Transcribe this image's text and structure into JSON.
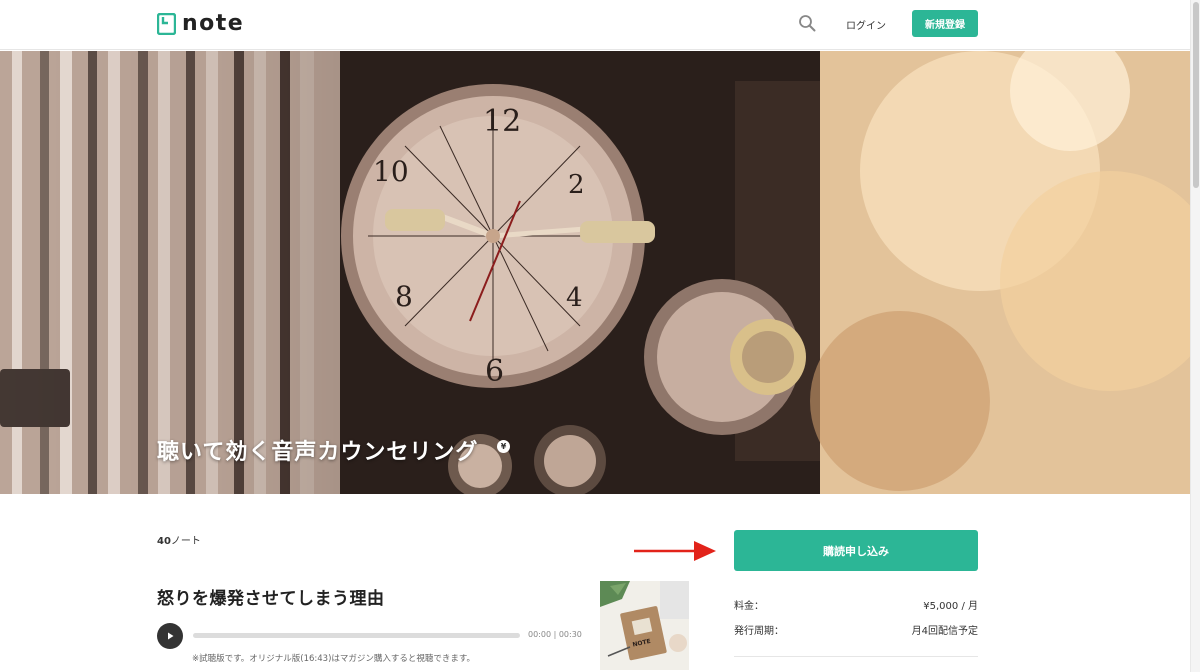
{
  "header": {
    "logo_text": "note",
    "login_label": "ログイン",
    "signup_label": "新規登録"
  },
  "hero": {
    "title": "聴いて効く音声カウンセリング",
    "badge": "¥"
  },
  "main": {
    "note_count_number": "40",
    "note_count_suffix": "ノート",
    "article": {
      "title": "怒りを爆発させてしまう理由",
      "audio": {
        "current_time": "00:00",
        "duration": "00:30",
        "progress": 0,
        "trial_note": "※試聴版です。オリジナル版(16:43)はマガジン購入すると視聴できます。"
      },
      "thumbnail_text": "NOTE"
    }
  },
  "sidebar": {
    "subscribe_label": "購読申し込み",
    "price_label": "料金：",
    "price_value": "¥5,000 / 月",
    "cycle_label": "発行周期：",
    "cycle_value": "月4回配信予定"
  },
  "colors": {
    "brand_green": "#2cb696",
    "arrow_red": "#e2231a"
  }
}
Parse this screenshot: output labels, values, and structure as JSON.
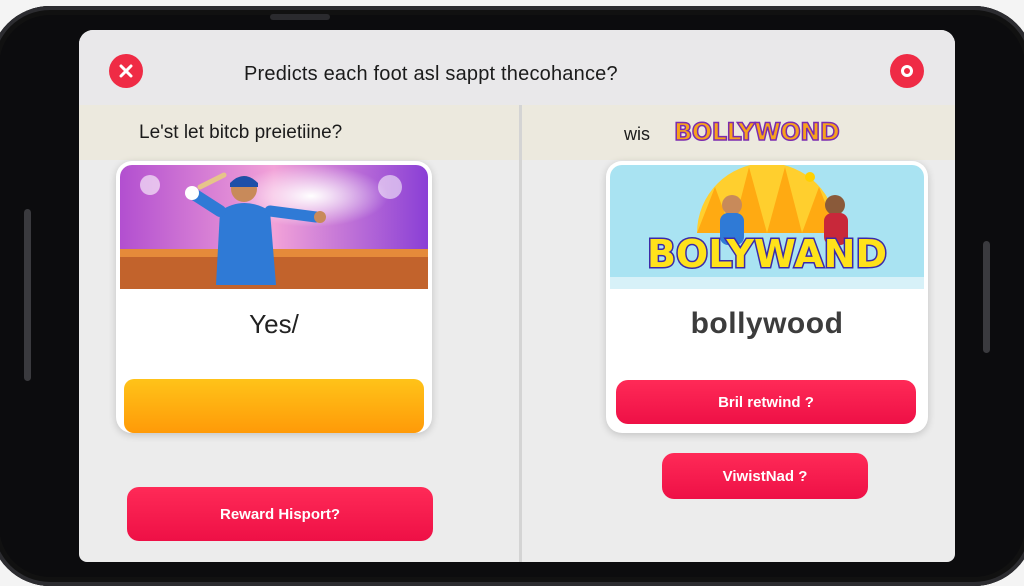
{
  "header": {
    "title": "Predicts each foot asl sappt thecohance?"
  },
  "left_panel": {
    "subtitle": "Le'st let bitcb preietiine?",
    "card_label": "Yes/",
    "reward_button": "Reward Hisport?"
  },
  "right_panel": {
    "prefix": "wis",
    "logo_text": "BOLLYWOND",
    "banner_text": "BOLYWAND",
    "card_label": "bollywood",
    "primary_button": "Bril retwind ?",
    "secondary_button": "ViwistNad ?"
  },
  "colors": {
    "accent_red": "#ef2b45",
    "orange_bar": "#ff9a08",
    "logo_yellow": "#f7a21b",
    "logo_purple": "#7b2bb0"
  },
  "icons": [
    "close-icon",
    "circle-icon"
  ]
}
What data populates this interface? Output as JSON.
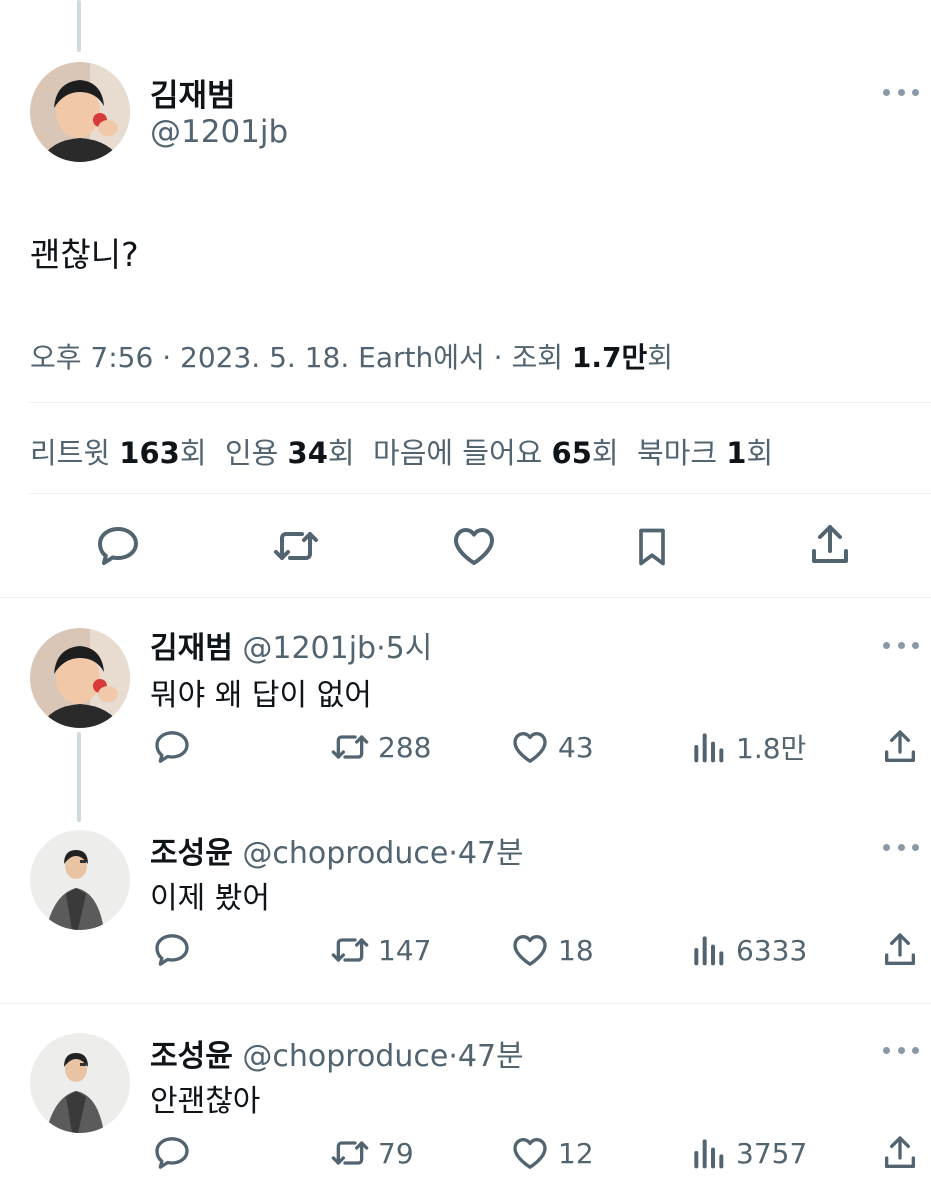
{
  "main_tweet": {
    "author_name": "김재범",
    "author_handle": "@1201jb",
    "text": "괜찮니?",
    "time": "오후 7:56",
    "date": "2023. 5. 18.",
    "source": "Earth에서",
    "views_label": "조회",
    "views_value": "1.7만",
    "views_unit": "회",
    "stats": {
      "retweets_label": "리트윗",
      "retweets_value": "163",
      "quotes_label": "인용",
      "quotes_value": "34",
      "likes_label": "마음에 들어요",
      "likes_value": "65",
      "bookmarks_label": "북마크",
      "bookmarks_value": "1",
      "unit": "회"
    }
  },
  "replies": [
    {
      "author_name": "김재범",
      "author_handle": "@1201jb",
      "time": "5시",
      "text": "뭐야 왜 답이 없어",
      "retweets": "288",
      "likes": "43",
      "views": "1.8만"
    },
    {
      "author_name": "조성윤",
      "author_handle": "@choproduce",
      "time": "47분",
      "text": "이제 봤어",
      "retweets": "147",
      "likes": "18",
      "views": "6333"
    },
    {
      "author_name": "조성윤",
      "author_handle": "@choproduce",
      "time": "47분",
      "text": "안괜찮아",
      "retweets": "79",
      "likes": "12",
      "views": "3757"
    }
  ],
  "separator": "·",
  "icons": [
    "reply-icon",
    "retweet-icon",
    "like-icon",
    "bookmark-icon",
    "share-icon",
    "views-icon",
    "more-icon"
  ],
  "colors": {
    "text": "#0f1419",
    "muted": "#536471",
    "divider": "#eff3f4",
    "thread_line": "#cfd9de"
  }
}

• _What is being asked_
Using the records above, list each line that includes "JSON".

• _Problem solution_
Transcribe this image's text and structure into JSON.
Parse this screenshot: output labels, values, and structure as JSON.
What data populates this interface? Output as JSON.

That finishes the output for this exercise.